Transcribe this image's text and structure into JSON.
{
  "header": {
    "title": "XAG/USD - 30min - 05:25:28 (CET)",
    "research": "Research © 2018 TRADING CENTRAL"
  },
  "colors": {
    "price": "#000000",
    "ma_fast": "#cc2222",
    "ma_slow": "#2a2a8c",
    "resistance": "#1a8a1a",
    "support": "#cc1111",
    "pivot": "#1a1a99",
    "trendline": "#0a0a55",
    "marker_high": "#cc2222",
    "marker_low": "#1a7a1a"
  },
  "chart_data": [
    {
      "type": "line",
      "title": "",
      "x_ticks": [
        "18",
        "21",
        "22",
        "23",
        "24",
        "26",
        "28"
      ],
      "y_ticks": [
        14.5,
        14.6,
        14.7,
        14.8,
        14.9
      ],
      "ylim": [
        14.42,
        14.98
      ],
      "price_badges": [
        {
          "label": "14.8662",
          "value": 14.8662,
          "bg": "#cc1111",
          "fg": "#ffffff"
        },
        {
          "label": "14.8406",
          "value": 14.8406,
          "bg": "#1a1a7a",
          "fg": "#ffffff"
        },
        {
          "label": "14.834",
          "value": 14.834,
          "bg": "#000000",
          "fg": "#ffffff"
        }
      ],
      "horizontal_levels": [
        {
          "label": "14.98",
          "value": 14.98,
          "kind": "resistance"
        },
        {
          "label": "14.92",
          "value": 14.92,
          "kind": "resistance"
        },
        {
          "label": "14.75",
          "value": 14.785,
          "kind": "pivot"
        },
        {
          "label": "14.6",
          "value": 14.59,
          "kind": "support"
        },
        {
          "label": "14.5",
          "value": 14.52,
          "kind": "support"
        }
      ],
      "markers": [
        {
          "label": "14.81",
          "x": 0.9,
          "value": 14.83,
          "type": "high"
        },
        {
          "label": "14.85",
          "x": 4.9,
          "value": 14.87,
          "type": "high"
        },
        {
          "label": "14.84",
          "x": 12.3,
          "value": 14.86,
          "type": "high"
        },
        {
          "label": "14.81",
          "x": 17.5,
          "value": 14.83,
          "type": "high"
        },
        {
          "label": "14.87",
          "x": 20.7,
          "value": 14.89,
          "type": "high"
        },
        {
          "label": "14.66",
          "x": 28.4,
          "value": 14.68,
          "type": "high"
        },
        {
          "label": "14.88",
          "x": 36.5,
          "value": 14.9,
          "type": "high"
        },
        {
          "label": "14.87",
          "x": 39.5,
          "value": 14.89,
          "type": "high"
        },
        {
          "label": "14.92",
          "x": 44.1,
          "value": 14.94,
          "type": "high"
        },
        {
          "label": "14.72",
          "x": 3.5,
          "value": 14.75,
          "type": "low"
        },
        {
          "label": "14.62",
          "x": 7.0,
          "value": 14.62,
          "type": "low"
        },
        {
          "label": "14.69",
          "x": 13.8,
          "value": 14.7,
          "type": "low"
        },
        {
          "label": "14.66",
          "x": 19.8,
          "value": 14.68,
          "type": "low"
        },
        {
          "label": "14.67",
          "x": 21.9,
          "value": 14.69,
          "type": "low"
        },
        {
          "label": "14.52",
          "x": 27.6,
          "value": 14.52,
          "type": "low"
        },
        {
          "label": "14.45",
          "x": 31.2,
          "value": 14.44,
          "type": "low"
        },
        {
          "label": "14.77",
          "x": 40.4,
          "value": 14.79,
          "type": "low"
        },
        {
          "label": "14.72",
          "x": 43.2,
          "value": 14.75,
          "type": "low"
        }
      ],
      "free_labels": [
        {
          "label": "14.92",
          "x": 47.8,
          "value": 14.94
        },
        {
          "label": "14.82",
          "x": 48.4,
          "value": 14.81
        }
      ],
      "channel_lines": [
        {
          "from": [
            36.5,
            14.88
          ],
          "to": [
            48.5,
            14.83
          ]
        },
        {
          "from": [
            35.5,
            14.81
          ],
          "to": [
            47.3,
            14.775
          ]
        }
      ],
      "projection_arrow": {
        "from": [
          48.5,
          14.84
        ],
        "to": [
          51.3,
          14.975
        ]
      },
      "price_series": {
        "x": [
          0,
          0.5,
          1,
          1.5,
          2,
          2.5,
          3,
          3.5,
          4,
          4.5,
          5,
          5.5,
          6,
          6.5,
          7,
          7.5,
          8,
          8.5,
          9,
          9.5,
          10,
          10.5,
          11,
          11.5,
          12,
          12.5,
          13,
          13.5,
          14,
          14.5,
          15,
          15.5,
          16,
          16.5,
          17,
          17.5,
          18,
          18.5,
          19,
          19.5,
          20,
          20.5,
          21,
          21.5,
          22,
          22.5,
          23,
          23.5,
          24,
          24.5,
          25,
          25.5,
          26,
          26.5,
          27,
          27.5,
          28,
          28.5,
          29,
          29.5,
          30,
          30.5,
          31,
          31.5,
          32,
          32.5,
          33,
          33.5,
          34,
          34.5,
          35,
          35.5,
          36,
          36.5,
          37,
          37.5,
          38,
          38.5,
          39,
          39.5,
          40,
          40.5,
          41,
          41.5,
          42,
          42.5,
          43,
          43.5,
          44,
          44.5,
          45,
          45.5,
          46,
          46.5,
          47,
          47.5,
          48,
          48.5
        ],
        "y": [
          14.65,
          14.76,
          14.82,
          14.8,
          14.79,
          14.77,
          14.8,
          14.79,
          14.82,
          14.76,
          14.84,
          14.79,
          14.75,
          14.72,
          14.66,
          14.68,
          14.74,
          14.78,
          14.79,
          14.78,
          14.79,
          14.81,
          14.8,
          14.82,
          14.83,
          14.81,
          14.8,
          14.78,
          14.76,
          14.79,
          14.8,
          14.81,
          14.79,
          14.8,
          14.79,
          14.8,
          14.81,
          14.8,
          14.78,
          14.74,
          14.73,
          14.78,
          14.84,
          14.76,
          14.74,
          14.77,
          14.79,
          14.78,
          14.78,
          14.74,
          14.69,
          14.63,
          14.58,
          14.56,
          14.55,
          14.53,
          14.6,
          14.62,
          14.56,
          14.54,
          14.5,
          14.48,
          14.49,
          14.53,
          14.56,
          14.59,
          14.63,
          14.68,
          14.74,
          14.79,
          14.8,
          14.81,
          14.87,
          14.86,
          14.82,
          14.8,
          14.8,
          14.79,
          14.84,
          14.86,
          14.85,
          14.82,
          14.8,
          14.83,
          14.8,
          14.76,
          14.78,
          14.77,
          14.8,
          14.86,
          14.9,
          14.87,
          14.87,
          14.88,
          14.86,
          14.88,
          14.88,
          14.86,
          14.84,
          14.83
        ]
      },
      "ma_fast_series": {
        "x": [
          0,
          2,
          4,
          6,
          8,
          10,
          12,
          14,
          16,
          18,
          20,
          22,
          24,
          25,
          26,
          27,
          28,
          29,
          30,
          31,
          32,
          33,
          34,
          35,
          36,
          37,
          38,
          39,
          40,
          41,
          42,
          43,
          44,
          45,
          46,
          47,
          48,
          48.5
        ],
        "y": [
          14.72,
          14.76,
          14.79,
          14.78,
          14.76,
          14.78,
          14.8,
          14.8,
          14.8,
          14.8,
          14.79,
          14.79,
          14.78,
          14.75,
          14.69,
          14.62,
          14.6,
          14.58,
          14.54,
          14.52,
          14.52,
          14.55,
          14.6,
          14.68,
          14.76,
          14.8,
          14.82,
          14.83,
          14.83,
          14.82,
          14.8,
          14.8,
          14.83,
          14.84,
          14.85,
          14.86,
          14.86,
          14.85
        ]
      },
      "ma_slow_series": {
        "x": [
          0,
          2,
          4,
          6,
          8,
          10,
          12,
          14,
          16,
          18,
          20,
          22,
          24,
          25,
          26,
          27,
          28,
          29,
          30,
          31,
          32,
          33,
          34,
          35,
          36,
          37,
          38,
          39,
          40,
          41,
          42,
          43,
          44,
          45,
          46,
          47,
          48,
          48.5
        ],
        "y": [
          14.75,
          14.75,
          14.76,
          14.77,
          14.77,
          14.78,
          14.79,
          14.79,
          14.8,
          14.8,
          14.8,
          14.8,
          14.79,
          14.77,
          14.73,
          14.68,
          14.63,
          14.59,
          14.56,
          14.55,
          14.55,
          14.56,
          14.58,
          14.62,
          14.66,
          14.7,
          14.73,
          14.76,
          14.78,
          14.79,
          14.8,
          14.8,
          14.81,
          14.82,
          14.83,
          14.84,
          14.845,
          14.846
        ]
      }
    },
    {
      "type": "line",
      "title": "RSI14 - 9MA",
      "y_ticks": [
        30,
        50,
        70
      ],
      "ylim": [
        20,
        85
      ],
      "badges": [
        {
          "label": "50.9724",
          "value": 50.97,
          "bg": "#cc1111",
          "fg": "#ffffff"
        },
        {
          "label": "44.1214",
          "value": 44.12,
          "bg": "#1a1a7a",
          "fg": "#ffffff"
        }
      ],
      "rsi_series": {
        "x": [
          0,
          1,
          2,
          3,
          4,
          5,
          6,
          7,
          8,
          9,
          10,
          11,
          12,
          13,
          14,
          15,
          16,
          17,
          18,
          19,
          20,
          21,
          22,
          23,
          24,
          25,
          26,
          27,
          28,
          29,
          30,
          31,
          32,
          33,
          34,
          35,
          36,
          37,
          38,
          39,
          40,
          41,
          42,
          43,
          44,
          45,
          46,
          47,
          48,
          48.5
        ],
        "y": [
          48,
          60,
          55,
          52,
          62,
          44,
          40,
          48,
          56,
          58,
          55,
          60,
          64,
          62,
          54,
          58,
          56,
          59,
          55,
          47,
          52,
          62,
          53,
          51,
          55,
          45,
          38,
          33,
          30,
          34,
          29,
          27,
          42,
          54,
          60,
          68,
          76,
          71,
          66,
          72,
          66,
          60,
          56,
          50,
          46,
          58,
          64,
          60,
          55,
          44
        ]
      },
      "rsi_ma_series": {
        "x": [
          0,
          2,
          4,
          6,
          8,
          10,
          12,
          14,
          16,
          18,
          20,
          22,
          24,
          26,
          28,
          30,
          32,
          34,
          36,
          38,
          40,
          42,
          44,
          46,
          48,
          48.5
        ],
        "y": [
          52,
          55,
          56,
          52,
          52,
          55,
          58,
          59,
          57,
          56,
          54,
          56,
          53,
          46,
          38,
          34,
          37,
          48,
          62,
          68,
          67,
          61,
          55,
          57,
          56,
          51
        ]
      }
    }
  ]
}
= = = =
Look through the entries above; copy every line holding the string "title".

- Answer to this exercise:
    "title": "XAG/USD - 30min - 05:25:28 (CET)",
      "title": "",
      "title": "RSI14 - 9MA",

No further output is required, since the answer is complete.